Short exercise: Reproduce all of the material word for word.

Records for the exercise:
+-------+

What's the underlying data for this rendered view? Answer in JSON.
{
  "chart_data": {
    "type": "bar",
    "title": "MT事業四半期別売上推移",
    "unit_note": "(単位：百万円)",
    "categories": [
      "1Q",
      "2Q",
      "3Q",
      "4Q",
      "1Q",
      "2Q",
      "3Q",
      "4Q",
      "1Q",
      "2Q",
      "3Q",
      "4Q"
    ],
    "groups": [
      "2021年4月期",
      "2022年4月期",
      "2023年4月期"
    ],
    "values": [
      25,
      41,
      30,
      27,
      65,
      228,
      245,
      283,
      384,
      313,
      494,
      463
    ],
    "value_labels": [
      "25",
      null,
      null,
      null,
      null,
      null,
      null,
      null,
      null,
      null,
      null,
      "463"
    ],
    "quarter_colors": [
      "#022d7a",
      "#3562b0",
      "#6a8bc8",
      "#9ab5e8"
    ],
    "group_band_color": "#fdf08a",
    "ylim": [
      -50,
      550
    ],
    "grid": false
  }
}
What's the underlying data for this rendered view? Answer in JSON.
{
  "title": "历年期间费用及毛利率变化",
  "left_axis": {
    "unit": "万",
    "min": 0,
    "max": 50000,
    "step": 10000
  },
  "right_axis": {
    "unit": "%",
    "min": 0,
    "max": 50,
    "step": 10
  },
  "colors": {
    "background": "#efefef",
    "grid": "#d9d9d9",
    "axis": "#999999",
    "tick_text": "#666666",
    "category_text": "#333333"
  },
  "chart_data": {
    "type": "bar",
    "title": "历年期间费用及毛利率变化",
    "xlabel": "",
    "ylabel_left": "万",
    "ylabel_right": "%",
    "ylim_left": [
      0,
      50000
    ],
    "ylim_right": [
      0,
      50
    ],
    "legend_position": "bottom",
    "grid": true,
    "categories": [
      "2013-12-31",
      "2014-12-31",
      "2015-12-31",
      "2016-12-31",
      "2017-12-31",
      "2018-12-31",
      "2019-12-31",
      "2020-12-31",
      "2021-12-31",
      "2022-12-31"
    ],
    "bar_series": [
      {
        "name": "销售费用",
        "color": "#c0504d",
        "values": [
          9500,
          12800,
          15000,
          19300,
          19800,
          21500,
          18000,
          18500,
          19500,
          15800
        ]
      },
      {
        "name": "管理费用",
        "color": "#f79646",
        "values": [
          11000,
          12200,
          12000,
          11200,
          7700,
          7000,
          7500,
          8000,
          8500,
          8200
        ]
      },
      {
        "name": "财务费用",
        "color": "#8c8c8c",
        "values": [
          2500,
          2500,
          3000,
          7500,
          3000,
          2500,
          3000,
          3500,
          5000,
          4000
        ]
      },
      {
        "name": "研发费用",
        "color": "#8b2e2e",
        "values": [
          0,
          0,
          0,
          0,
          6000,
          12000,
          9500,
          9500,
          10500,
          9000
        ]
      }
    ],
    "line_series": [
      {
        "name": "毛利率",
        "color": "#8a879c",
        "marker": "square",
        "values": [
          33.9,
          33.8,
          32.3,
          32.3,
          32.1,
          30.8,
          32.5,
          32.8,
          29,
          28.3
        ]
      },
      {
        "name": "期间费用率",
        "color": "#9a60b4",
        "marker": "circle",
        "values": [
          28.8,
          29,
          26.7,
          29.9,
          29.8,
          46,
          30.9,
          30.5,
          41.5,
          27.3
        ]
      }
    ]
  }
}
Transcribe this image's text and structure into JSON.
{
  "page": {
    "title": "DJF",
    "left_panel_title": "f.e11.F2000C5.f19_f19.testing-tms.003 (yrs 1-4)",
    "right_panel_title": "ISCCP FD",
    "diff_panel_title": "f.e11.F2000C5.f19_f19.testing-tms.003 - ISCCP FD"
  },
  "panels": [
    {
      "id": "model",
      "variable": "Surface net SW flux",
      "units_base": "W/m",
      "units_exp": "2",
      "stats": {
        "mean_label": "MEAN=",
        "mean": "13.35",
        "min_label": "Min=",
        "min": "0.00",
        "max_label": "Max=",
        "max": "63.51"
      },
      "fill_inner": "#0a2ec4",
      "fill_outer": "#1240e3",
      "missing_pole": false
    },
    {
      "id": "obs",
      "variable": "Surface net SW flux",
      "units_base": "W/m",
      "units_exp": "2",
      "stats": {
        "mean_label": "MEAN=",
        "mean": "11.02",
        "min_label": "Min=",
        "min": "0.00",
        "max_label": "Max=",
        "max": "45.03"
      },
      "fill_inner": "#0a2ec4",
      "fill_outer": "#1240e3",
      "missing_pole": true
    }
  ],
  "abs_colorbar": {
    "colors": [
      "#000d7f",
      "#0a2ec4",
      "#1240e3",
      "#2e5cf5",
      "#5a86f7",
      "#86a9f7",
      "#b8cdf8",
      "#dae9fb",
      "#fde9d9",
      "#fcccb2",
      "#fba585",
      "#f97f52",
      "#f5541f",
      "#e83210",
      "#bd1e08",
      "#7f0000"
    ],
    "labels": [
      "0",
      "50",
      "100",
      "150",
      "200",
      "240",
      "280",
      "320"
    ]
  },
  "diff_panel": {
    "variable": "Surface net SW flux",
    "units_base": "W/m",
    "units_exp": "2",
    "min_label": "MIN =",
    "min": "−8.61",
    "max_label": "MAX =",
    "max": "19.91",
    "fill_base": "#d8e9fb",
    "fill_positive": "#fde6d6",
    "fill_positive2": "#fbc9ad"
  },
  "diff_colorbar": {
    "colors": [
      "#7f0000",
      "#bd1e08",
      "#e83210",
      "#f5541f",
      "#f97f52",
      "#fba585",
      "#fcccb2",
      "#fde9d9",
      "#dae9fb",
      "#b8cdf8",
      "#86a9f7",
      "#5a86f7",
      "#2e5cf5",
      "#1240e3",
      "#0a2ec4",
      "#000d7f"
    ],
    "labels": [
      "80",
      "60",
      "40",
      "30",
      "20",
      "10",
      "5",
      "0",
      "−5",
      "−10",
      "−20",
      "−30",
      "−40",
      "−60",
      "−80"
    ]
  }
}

+-------+

Exercise answer:
What's the underlying data for this rendered view? Answer in JSON.
{
  "chart_data": {
    "type": "bar",
    "title": "MT事業四半期別売上推移",
    "unit_note": "(単位：百万円)",
    "categories": [
      "1Q",
      "2Q",
      "3Q",
      "4Q",
      "1Q",
      "2Q",
      "3Q",
      "4Q",
      "1Q",
      "2Q",
      "3Q",
      "4Q"
    ],
    "groups": [
      "2021年4月期",
      "2022年4月期",
      "2023年4月期"
    ],
    "values": [
      25,
      41,
      30,
      27,
      65,
      228,
      245,
      283,
      384,
      313,
      494,
      463
    ],
    "value_labels": [
      "25",
      null,
      null,
      null,
      null,
      null,
      null,
      null,
      null,
      null,
      null,
      "463"
    ],
    "quarter_colors": [
      "#022d7a",
      "#3562b0",
      "#6a8bc8",
      "#9ab5e8"
    ],
    "group_band_color": "#fdf08a",
    "ylim": [
      -50,
      550
    ],
    "grid": false
  }
}
What's the underlying data for this rendered view? Answer in JSON.
{
  "title": "历年期间费用及毛利率变化",
  "left_axis": {
    "unit": "万",
    "min": 0,
    "max": 50000,
    "step": 10000
  },
  "right_axis": {
    "unit": "%",
    "min": 0,
    "max": 50,
    "step": 10
  },
  "colors": {
    "background": "#efefef",
    "grid": "#d9d9d9",
    "axis": "#999999",
    "tick_text": "#666666",
    "category_text": "#333333"
  },
  "chart_data": {
    "type": "bar",
    "title": "历年期间费用及毛利率变化",
    "xlabel": "",
    "ylabel_left": "万",
    "ylabel_right": "%",
    "ylim_left": [
      0,
      50000
    ],
    "ylim_right": [
      0,
      50
    ],
    "legend_position": "bottom",
    "grid": true,
    "categories": [
      "2013-12-31",
      "2014-12-31",
      "2015-12-31",
      "2016-12-31",
      "2017-12-31",
      "2018-12-31",
      "2019-12-31",
      "2020-12-31",
      "2021-12-31",
      "2022-12-31"
    ],
    "bar_series": [
      {
        "name": "销售费用",
        "color": "#c0504d",
        "values": [
          9500,
          12800,
          15000,
          19300,
          19800,
          21500,
          18000,
          18500,
          19500,
          15800
        ]
      },
      {
        "name": "管理费用",
        "color": "#f79646",
        "values": [
          11000,
          12200,
          12000,
          11200,
          7700,
          7000,
          7500,
          8000,
          8500,
          8200
        ]
      },
      {
        "name": "财务费用",
        "color": "#8c8c8c",
        "values": [
          2500,
          2500,
          3000,
          7500,
          3000,
          2500,
          3000,
          3500,
          5000,
          4000
        ]
      },
      {
        "name": "研发费用",
        "color": "#8b2e2e",
        "values": [
          0,
          0,
          0,
          0,
          6000,
          12000,
          9500,
          9500,
          10500,
          9000
        ]
      }
    ],
    "line_series": [
      {
        "name": "毛利率",
        "color": "#8a879c",
        "marker": "square",
        "values": [
          33.9,
          33.8,
          32.3,
          32.3,
          32.1,
          30.8,
          32.5,
          32.8,
          29,
          28.3
        ]
      },
      {
        "name": "期间费用率",
        "color": "#9a60b4",
        "marker": "circle",
        "values": [
          28.8,
          29,
          26.7,
          29.9,
          29.8,
          46,
          30.9,
          30.5,
          41.5,
          27.3
        ]
      }
    ]
  }
}
Transcribe this image's text and structure into JSON.
{
  "page": {
    "title": "DJF",
    "left_panel_title": "f.e11.F2000C5.f19_f19.testing-tms.003 (yrs 1-4)",
    "right_panel_title": "ISCCP FD",
    "diff_panel_title": "f.e11.F2000C5.f19_f19.testing-tms.003 - ISCCP FD"
  },
  "panels": [
    {
      "id": "model",
      "variable": "Surface net SW flux",
      "units_base": "W/m",
      "units_exp": "2",
      "stats": {
        "mean_label": "MEAN=",
        "mean": "13.35",
        "min_label": "Min=",
        "min": "0.00",
        "max_label": "Max=",
        "max": "63.51"
      },
      "fill_inner": "#0a2ec4",
      "fill_outer": "#1240e3",
      "missing_pole": false
    },
    {
      "id": "obs",
      "variable": "Surface net SW flux",
      "units_base": "W/m",
      "units_exp": "2",
      "stats": {
        "mean_label": "MEAN=",
        "mean": "11.02",
        "min_label": "Min=",
        "min": "0.00",
        "max_label": "Max=",
        "max": "45.03"
      },
      "fill_inner": "#0a2ec4",
      "fill_outer": "#1240e3",
      "missing_pole": true
    }
  ],
  "abs_colorbar": {
    "colors": [
      "#000d7f",
      "#0a2ec4",
      "#1240e3",
      "#2e5cf5",
      "#5a86f7",
      "#86a9f7",
      "#b8cdf8",
      "#dae9fb",
      "#fde9d9",
      "#fcccb2",
      "#fba585",
      "#f97f52",
      "#f5541f",
      "#e83210",
      "#bd1e08",
      "#7f0000"
    ],
    "labels": [
      "0",
      "50",
      "100",
      "150",
      "200",
      "240",
      "280",
      "320"
    ]
  },
  "diff_panel": {
    "variable": "Surface net SW flux",
    "units_base": "W/m",
    "units_exp": "2",
    "min_label": "MIN =",
    "min": "−8.61",
    "max_label": "MAX =",
    "max": "19.91",
    "fill_base": "#d8e9fb",
    "fill_positive": "#fde6d6",
    "fill_positive2": "#fbc9ad"
  },
  "diff_colorbar": {
    "colors": [
      "#7f0000",
      "#bd1e08",
      "#e83210",
      "#f5541f",
      "#f97f52",
      "#fba585",
      "#fcccb2",
      "#fde9d9",
      "#dae9fb",
      "#b8cdf8",
      "#86a9f7",
      "#5a86f7",
      "#2e5cf5",
      "#1240e3",
      "#0a2ec4",
      "#000d7f"
    ],
    "labels": [
      "80",
      "60",
      "40",
      "30",
      "20",
      "10",
      "5",
      "0",
      "−5",
      "−10",
      "−20",
      "−30",
      "−40",
      "−60",
      "−80"
    ]
  }
}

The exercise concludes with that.